Without further comment, state how many lines in the listing below contain the word "area".

*-*-*

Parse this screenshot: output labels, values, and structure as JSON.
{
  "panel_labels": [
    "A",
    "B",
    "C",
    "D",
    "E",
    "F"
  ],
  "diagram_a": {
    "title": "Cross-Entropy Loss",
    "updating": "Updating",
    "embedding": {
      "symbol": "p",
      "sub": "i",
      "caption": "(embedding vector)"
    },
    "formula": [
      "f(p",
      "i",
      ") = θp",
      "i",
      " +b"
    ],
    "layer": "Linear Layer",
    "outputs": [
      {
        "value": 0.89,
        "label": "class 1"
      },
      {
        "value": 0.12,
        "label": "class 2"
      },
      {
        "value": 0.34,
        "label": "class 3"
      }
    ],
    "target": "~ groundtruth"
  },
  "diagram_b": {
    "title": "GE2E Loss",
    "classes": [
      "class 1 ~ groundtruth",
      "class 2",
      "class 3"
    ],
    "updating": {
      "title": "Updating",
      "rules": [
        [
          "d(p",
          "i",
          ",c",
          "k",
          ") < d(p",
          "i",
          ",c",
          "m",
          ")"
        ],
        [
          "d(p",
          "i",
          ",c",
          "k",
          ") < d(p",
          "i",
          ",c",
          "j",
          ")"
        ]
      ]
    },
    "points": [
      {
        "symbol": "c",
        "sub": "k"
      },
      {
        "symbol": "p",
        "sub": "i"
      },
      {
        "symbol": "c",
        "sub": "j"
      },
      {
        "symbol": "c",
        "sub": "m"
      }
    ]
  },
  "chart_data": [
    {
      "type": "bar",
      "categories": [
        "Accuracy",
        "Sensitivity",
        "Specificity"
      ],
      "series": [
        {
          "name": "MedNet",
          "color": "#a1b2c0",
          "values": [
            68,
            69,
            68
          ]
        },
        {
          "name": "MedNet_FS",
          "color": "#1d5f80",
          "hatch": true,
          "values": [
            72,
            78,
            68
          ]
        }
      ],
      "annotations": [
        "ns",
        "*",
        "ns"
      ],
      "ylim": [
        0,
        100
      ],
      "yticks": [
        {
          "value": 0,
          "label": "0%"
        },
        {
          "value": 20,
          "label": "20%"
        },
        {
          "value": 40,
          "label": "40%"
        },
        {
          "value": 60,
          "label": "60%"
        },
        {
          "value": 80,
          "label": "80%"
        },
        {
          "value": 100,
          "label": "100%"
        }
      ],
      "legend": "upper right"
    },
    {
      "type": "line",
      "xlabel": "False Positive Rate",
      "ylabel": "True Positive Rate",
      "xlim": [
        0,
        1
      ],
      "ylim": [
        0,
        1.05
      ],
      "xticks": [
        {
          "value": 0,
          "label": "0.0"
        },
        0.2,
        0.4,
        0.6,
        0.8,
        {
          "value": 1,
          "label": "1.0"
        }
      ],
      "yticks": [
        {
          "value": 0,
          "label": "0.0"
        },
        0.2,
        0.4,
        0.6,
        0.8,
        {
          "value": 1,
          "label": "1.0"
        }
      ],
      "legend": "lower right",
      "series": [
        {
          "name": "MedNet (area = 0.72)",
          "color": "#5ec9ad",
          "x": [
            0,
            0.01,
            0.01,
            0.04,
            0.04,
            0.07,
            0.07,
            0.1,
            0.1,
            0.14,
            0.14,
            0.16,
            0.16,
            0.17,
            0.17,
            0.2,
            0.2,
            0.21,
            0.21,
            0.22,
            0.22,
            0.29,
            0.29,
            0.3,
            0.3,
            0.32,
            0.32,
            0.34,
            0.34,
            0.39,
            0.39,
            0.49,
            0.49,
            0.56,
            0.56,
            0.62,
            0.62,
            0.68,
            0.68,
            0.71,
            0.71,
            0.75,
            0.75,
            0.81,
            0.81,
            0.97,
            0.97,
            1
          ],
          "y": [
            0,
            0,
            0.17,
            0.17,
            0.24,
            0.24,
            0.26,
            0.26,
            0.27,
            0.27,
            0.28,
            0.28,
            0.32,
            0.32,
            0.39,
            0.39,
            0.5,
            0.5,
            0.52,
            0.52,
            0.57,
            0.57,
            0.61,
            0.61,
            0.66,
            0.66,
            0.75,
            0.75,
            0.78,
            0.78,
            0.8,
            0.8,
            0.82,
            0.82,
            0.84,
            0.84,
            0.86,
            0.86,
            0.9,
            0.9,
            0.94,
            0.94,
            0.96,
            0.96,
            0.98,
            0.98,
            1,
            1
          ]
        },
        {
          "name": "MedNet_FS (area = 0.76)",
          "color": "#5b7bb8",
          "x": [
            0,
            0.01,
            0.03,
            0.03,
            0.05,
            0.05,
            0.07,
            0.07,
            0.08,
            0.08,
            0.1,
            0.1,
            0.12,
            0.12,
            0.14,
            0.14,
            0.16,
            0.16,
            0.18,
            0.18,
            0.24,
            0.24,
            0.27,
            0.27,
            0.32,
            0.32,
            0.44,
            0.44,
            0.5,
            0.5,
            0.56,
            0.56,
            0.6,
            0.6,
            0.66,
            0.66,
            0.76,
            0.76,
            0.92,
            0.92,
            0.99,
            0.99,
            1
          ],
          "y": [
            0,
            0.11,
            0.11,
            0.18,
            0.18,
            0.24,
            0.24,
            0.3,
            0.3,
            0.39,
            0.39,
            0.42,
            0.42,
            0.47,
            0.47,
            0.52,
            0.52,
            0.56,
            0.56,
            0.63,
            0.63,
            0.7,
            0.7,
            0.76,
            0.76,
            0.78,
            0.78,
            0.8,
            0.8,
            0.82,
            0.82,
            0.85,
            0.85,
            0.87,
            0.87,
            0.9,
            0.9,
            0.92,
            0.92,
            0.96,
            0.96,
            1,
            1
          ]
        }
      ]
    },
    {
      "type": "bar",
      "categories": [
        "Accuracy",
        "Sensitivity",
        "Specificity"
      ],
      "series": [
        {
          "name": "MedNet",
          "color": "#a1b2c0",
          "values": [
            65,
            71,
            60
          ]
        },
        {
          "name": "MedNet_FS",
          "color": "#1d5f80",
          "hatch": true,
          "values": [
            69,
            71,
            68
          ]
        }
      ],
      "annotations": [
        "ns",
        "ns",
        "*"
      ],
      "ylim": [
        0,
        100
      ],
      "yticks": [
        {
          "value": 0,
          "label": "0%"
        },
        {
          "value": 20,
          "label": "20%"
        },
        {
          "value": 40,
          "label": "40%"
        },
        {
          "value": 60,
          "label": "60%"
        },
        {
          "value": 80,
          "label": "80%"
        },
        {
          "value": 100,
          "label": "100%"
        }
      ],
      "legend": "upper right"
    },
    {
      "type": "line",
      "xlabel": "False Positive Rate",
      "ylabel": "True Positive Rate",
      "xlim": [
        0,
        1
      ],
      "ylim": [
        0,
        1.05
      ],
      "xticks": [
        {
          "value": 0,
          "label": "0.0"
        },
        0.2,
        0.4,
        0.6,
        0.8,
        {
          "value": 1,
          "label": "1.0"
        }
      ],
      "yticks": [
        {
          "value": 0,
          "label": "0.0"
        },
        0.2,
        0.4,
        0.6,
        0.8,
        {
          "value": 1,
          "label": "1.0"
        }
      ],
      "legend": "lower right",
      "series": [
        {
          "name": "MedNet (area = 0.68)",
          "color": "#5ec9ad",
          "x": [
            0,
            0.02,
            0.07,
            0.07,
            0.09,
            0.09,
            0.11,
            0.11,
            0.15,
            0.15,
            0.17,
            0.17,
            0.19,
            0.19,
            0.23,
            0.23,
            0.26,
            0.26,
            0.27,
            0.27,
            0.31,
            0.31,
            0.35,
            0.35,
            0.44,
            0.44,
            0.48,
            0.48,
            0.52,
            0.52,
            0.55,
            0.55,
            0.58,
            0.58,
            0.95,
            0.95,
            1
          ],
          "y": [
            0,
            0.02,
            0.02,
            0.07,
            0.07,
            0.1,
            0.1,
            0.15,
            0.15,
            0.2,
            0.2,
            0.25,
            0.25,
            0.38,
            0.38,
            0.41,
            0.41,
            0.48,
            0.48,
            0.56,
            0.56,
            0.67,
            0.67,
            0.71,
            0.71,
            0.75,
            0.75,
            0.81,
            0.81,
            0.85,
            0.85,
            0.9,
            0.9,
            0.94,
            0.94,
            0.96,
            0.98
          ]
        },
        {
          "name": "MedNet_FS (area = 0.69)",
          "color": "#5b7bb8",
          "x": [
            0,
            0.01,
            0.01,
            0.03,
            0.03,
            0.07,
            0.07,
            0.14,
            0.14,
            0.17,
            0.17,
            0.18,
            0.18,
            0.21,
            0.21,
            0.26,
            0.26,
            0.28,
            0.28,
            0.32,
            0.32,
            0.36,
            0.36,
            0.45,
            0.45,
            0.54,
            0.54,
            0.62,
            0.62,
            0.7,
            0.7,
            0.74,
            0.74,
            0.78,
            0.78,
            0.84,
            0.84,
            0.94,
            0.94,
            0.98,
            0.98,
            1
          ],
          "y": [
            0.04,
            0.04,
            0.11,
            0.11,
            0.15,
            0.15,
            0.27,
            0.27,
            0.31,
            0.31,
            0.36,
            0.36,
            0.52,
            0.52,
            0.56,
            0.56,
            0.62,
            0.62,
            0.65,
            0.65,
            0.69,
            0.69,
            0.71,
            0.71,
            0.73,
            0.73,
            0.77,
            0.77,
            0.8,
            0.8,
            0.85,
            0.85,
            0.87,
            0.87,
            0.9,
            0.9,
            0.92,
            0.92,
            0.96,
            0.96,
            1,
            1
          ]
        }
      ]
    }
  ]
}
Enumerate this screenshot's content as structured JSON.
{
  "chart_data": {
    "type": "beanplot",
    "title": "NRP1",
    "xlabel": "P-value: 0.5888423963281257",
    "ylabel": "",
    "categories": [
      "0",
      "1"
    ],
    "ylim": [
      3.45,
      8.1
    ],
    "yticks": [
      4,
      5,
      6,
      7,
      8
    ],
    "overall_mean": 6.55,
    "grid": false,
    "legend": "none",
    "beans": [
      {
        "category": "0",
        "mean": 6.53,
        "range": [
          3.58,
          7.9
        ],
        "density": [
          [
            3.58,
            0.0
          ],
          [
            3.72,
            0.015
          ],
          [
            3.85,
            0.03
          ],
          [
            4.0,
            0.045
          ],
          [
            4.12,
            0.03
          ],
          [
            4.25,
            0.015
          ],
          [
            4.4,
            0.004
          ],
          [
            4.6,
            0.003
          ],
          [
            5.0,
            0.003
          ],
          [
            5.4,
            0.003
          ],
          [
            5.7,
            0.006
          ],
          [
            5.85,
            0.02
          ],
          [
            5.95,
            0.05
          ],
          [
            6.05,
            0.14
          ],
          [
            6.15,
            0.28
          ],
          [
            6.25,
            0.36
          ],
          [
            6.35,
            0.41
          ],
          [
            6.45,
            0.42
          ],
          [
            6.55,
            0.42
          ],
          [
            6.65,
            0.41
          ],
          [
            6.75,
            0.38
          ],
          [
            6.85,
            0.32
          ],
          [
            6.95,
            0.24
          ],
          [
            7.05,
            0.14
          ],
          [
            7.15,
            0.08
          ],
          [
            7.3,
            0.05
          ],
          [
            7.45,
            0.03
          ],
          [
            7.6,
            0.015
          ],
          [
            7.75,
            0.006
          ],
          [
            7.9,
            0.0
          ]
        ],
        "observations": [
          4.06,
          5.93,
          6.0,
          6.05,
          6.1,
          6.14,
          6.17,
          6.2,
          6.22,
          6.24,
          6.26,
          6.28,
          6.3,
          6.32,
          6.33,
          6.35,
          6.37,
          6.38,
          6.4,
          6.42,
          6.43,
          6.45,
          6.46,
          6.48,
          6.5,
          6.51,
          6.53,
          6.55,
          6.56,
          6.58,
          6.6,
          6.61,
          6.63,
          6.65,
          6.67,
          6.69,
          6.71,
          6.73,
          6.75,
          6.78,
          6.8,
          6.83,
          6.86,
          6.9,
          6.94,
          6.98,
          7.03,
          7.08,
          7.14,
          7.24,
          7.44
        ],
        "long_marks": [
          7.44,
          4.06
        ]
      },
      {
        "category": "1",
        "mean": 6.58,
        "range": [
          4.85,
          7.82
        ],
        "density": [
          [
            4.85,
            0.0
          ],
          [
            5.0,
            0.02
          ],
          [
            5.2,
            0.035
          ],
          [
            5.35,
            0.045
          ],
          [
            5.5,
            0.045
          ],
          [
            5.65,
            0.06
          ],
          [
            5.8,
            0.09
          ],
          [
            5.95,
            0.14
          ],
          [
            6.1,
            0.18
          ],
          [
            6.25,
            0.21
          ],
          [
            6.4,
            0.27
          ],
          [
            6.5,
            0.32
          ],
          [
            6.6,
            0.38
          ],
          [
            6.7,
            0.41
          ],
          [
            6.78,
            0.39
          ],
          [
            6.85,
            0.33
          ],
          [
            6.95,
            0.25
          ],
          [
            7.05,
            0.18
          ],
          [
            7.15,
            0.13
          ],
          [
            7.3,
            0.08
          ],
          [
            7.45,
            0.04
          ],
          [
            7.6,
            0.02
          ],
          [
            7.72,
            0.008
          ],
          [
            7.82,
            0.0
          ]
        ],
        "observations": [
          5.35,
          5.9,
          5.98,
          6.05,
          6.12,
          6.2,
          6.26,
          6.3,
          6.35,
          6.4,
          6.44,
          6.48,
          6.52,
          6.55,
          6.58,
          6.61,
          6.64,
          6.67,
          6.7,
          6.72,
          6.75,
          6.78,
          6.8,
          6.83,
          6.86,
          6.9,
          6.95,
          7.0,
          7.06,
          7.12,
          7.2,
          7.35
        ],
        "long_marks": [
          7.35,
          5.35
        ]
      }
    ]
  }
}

*-*-*

■ COMPLETE OUTPUT ■
4